→ **The request**
Copy out every line that contains "archive".
--- Start ---
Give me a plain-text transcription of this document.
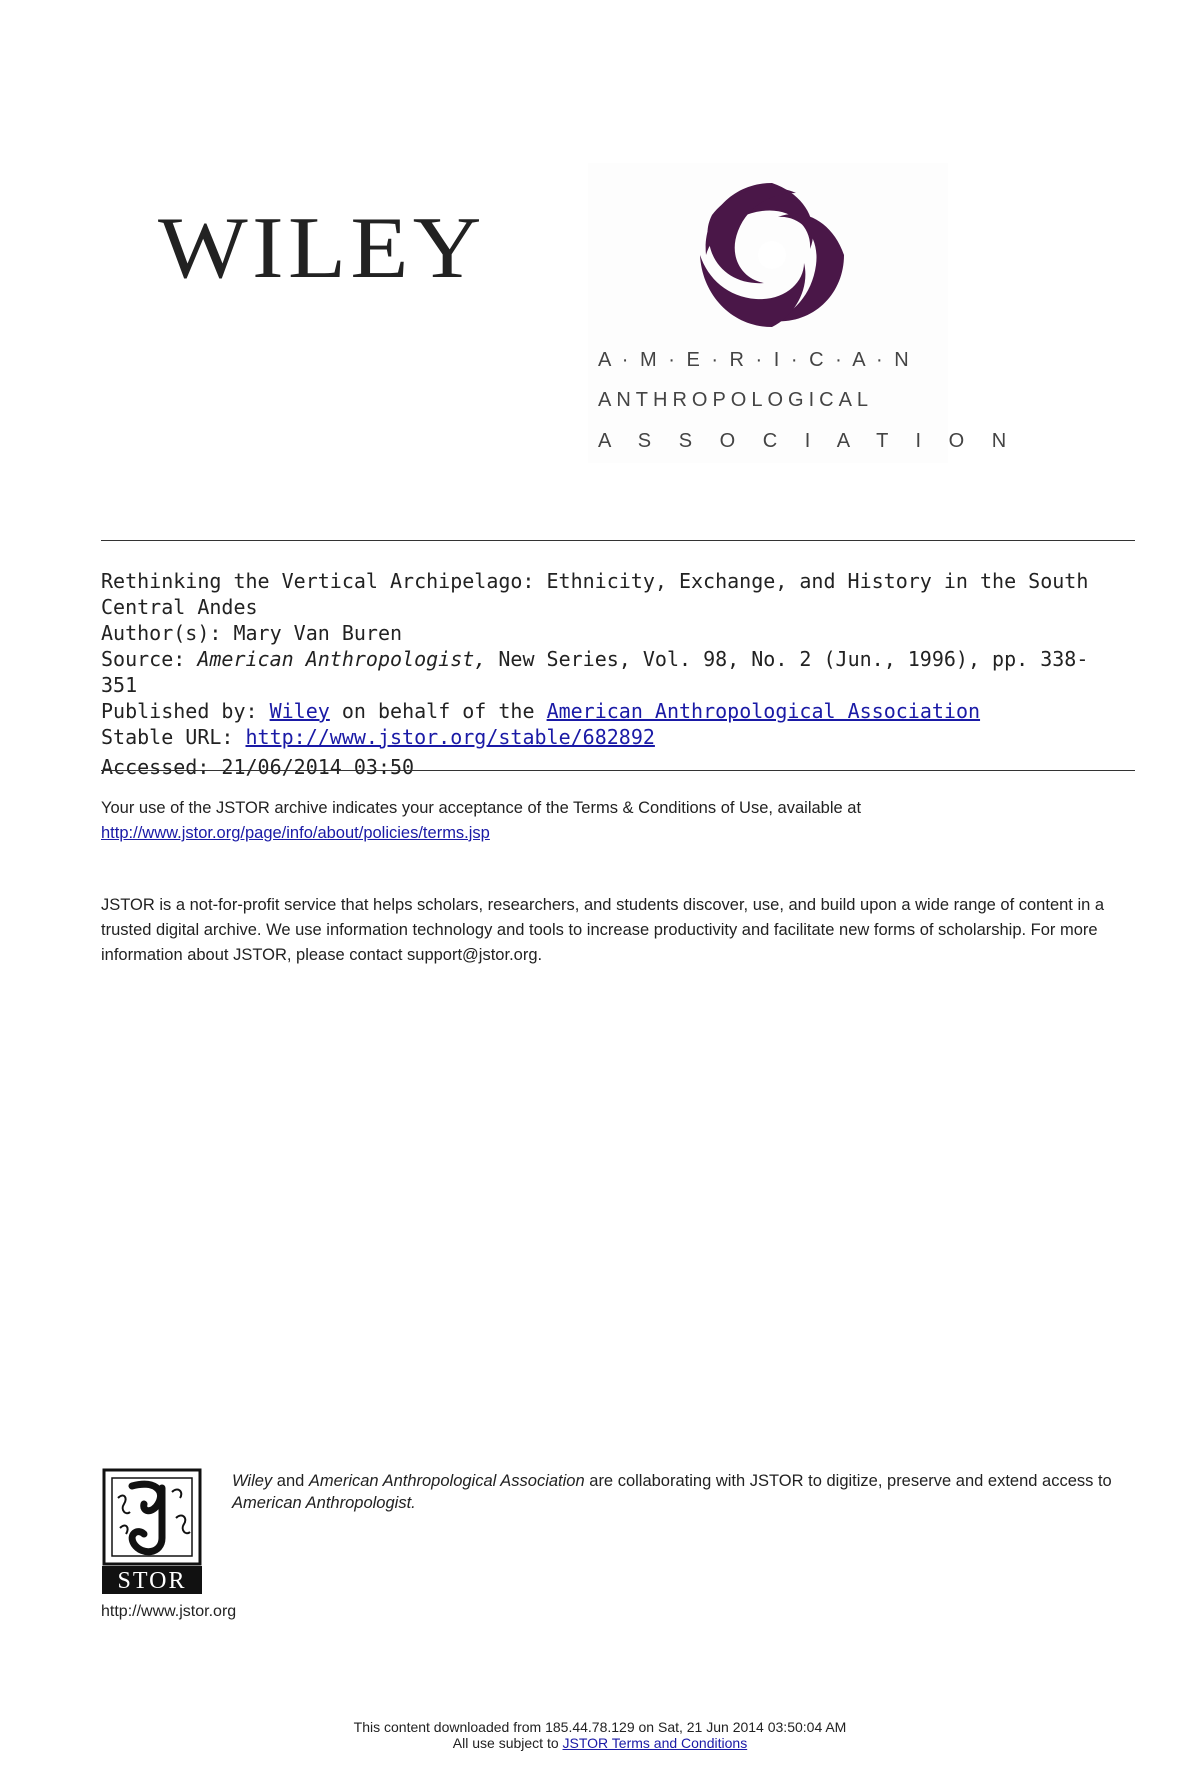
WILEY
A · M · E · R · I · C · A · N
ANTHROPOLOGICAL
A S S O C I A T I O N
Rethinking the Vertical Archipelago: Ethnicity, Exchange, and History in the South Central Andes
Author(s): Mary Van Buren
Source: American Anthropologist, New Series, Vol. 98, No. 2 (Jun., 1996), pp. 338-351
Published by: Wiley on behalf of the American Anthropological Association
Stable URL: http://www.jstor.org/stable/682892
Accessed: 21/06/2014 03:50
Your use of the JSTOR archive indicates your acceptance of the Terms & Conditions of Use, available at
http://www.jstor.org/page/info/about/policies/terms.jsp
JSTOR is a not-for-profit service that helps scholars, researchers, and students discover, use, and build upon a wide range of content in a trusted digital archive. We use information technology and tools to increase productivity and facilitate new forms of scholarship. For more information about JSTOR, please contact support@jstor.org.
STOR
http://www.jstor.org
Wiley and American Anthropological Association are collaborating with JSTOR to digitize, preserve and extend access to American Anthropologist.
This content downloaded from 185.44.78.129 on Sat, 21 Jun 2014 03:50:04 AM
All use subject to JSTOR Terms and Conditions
--- End ---
→ **Result of this task**
Your use of the JSTOR archive indicates your acceptance of the Terms & Conditions of Use, available at
JSTOR is a not-for-profit service that helps scholars, researchers, and students discover, use, and build upon a wide range of content in a trusted digital archive. We use information technology and tools to increase productivity and facilitate new forms of scholarship. For more information about JSTOR, please contact support@jstor.org.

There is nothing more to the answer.